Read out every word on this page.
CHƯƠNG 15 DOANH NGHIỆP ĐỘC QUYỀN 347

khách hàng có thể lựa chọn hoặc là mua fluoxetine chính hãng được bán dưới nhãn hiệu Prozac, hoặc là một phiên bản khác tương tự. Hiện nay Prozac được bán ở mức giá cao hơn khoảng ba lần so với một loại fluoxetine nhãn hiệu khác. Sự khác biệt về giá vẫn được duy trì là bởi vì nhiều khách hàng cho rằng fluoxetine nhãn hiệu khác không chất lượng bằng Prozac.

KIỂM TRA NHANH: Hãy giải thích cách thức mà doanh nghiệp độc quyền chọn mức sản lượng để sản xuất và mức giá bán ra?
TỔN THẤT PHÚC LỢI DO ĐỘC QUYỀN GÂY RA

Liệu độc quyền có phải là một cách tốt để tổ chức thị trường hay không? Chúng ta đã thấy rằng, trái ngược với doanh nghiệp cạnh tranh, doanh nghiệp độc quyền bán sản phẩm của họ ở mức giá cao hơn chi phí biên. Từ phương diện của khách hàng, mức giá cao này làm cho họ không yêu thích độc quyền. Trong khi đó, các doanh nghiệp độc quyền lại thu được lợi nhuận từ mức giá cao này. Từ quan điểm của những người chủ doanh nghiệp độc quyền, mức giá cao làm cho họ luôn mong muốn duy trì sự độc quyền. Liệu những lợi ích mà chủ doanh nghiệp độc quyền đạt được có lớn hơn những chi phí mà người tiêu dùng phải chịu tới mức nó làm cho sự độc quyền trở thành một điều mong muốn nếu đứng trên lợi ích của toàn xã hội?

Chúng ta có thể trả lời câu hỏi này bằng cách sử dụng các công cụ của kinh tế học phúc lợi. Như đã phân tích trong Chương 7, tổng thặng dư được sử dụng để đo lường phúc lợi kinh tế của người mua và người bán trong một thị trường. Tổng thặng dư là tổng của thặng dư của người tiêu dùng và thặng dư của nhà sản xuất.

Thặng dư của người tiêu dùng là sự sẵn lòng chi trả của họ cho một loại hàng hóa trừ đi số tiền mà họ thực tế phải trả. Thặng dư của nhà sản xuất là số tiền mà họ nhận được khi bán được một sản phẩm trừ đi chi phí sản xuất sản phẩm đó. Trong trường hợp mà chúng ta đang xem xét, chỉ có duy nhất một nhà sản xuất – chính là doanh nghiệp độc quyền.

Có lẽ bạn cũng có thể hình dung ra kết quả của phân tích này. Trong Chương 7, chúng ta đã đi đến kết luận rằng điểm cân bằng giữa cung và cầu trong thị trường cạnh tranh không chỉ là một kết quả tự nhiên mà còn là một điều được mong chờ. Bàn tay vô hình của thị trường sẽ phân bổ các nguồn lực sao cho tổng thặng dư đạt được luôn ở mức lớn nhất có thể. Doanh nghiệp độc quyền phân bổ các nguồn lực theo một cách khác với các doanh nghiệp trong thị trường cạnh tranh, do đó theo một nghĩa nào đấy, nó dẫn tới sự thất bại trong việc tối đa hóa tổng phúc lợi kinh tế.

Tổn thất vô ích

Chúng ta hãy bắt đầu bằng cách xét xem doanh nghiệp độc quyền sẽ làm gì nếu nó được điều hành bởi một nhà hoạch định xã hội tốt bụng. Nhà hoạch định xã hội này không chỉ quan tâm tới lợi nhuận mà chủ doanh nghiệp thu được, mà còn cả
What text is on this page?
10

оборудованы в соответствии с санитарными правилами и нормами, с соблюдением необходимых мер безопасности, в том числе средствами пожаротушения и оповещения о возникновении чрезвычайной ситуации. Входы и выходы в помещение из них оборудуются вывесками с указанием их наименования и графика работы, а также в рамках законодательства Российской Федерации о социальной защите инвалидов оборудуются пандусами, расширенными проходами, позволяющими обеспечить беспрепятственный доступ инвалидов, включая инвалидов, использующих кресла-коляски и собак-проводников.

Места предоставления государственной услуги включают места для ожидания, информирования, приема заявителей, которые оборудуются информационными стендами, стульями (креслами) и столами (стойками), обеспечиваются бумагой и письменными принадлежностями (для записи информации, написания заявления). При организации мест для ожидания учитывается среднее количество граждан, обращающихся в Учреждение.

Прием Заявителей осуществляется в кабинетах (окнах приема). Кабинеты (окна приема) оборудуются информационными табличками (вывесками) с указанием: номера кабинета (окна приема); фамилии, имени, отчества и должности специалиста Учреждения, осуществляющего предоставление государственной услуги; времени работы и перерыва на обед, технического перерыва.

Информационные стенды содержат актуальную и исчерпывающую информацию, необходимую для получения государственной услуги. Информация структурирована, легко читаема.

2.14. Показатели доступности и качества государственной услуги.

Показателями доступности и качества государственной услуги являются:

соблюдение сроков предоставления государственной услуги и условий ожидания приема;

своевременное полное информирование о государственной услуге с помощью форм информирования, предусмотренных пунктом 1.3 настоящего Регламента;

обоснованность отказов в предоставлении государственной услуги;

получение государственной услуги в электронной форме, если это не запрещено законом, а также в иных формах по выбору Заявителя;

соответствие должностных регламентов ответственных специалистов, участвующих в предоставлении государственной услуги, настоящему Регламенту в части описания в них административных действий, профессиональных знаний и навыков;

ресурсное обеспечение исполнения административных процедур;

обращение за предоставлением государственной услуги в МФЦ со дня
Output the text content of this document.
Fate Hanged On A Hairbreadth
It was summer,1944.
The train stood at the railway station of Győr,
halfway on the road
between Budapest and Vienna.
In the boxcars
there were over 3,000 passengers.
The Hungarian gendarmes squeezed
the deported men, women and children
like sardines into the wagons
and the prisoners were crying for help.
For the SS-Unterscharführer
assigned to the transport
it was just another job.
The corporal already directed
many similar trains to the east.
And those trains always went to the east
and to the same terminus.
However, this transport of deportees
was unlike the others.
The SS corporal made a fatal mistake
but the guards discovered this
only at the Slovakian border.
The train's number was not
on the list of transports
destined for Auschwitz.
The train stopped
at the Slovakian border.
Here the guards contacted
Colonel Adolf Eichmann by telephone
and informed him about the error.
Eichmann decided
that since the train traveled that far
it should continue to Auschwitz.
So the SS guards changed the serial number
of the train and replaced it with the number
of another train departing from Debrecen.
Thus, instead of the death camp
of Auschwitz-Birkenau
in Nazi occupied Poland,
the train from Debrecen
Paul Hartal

Directions for this task =>
Here, the records must be output exactly and in full.

Completed task =>
Read out every word on this page.
CHƯƠNG 15 DOANH NGHIỆP ĐỘC QUYỀN 347

khách hàng có thể lựa chọn hoặc là mua fluoxetine chính hãng được bán dưới nhãn hiệu Prozac, hoặc là một phiên bản khác tương tự. Hiện nay Prozac được bán ở mức giá cao hơn khoảng ba lần so với một loại fluoxetine nhãn hiệu khác. Sự khác biệt về giá vẫn được duy trì là bởi vì nhiều khách hàng cho rằng fluoxetine nhãn hiệu khác không chất lượng bằng Prozac.

KIỂM TRA NHANH: Hãy giải thích cách thức mà doanh nghiệp độc quyền chọn mức sản lượng để sản xuất và mức giá bán ra?
TỔN THẤT PHÚC LỢI DO ĐỘC QUYỀN GÂY RA

Liệu độc quyền có phải là một cách tốt để tổ chức thị trường hay không? Chúng ta đã thấy rằng, trái ngược với doanh nghiệp cạnh tranh, doanh nghiệp độc quyền bán sản phẩm của họ ở mức giá cao hơn chi phí biên. Từ phương diện của khách hàng, mức giá cao này làm cho họ không yêu thích độc quyền. Trong khi đó, các doanh nghiệp độc quyền lại thu được lợi nhuận từ mức giá cao này. Từ quan điểm của những người chủ doanh nghiệp độc quyền, mức giá cao làm cho họ luôn mong muốn duy trì sự độc quyền. Liệu những lợi ích mà chủ doanh nghiệp độc quyền đạt được có lớn hơn những chi phí mà người tiêu dùng phải chịu tới mức nó làm cho sự độc quyền trở thành một điều mong muốn nếu đứng trên lợi ích của toàn xã hội?

Chúng ta có thể trả lời câu hỏi này bằng cách sử dụng các công cụ của kinh tế học phúc lợi. Như đã phân tích trong Chương 7, tổng thặng dư được sử dụng để đo lường phúc lợi kinh tế của người mua và người bán trong một thị trường. Tổng thặng dư là tổng của thặng dư của người tiêu dùng và thặng dư của nhà sản xuất.

Thặng dư của người tiêu dùng là sự sẵn lòng chi trả của họ cho một loại hàng hóa trừ đi số tiền mà họ thực tế phải trả. Thặng dư của nhà sản xuất là số tiền mà họ nhận được khi bán được một sản phẩm trừ đi chi phí sản xuất sản phẩm đó. Trong trường hợp mà chúng ta đang xem xét, chỉ có duy nhất một nhà sản xuất – chính là doanh nghiệp độc quyền.

Có lẽ bạn cũng có thể hình dung ra kết quả của phân tích này. Trong Chương 7, chúng ta đã đi đến kết luận rằng điểm cân bằng giữa cung và cầu trong thị trường cạnh tranh không chỉ là một kết quả tự nhiên mà còn là một điều được mong chờ. Bàn tay vô hình của thị trường sẽ phân bổ các nguồn lực sao cho tổng thặng dư đạt được luôn ở mức lớn nhất có thể. Doanh nghiệp độc quyền phân bổ các nguồn lực theo một cách khác với các doanh nghiệp trong thị trường cạnh tranh, do đó theo một nghĩa nào đấy, nó dẫn tới sự thất bại trong việc tối đa hóa tổng phúc lợi kinh tế.

Tổn thất vô ích

Chúng ta hãy bắt đầu bằng cách xét xem doanh nghiệp độc quyền sẽ làm gì nếu nó được điều hành bởi một nhà hoạch định xã hội tốt bụng. Nhà hoạch định xã hội này không chỉ quan tâm tới lợi nhuận mà chủ doanh nghiệp thu được, mà còn cả
What text is on this page?
10

оборудованы в соответствии с санитарными правилами и нормами, с соблюдением необходимых мер безопасности, в том числе средствами пожаротушения и оповещения о возникновении чрезвычайной ситуации. Входы и выходы в помещение из них оборудуются вывесками с указанием их наименования и графика работы, а также в рамках законодательства Российской Федерации о социальной защите инвалидов оборудуются пандусами, расширенными проходами, позволяющими обеспечить беспрепятственный доступ инвалидов, включая инвалидов, использующих кресла-коляски и собак-проводников.

Места предоставления государственной услуги включают места для ожидания, информирования, приема заявителей, которые оборудуются информационными стендами, стульями (креслами) и столами (стойками), обеспечиваются бумагой и письменными принадлежностями (для записи информации, написания заявления). При организации мест для ожидания учитывается среднее количество граждан, обращающихся в Учреждение.

Прием Заявителей осуществляется в кабинетах (окнах приема). Кабинеты (окна приема) оборудуются информационными табличками (вывесками) с указанием: номера кабинета (окна приема); фамилии, имени, отчества и должности специалиста Учреждения, осуществляющего предоставление государственной услуги; времени работы и перерыва на обед, технического перерыва.

Информационные стенды содержат актуальную и исчерпывающую информацию, необходимую для получения государственной услуги. Информация структурирована, легко читаема.

2.14. Показатели доступности и качества государственной услуги.

Показателями доступности и качества государственной услуги являются:

соблюдение сроков предоставления государственной услуги и условий ожидания приема;

своевременное полное информирование о государственной услуге с помощью форм информирования, предусмотренных пунктом 1.3 настоящего Регламента;

обоснованность отказов в предоставлении государственной услуги;

получение государственной услуги в электронной форме, если это не запрещено законом, а также в иных формах по выбору Заявителя;

соответствие должностных регламентов ответственных специалистов, участвующих в предоставлении государственной услуги, настоящему Регламенту в части описания в них административных действий, профессиональных знаний и навыков;

ресурсное обеспечение исполнения административных процедур;

обращение за предоставлением государственной услуги в МФЦ со дня
Output the text content of this document.
Fate Hanged On A Hairbreadth
It was summer,1944.
The train stood at the railway station of Győr,
halfway on the road
between Budapest and Vienna.
In the boxcars
there were over 3,000 passengers.
The Hungarian gendarmes squeezed
the deported men, women and children
like sardines into the wagons
and the prisoners were crying for help.
For the SS-Unterscharführer
assigned to the transport
it was just another job.
The corporal already directed
many similar trains to the east.
And those trains always went to the east
and to the same terminus.
However, this transport of deportees
was unlike the others.
The SS corporal made a fatal mistake
but the guards discovered this
only at the Slovakian border.
The train's number was not
on the list of transports
destined for Auschwitz.
The train stopped
at the Slovakian border.
Here the guards contacted
Colonel Adolf Eichmann by telephone
and informed him about the error.
Eichmann decided
that since the train traveled that far
it should continue to Auschwitz.
So the SS guards changed the serial number
of the train and replaced it with the number
of another train departing from Debrecen.
Thus, instead of the death camp
of Auschwitz-Birkenau
in Nazi occupied Poland,
the train from Debrecen
Paul Hartal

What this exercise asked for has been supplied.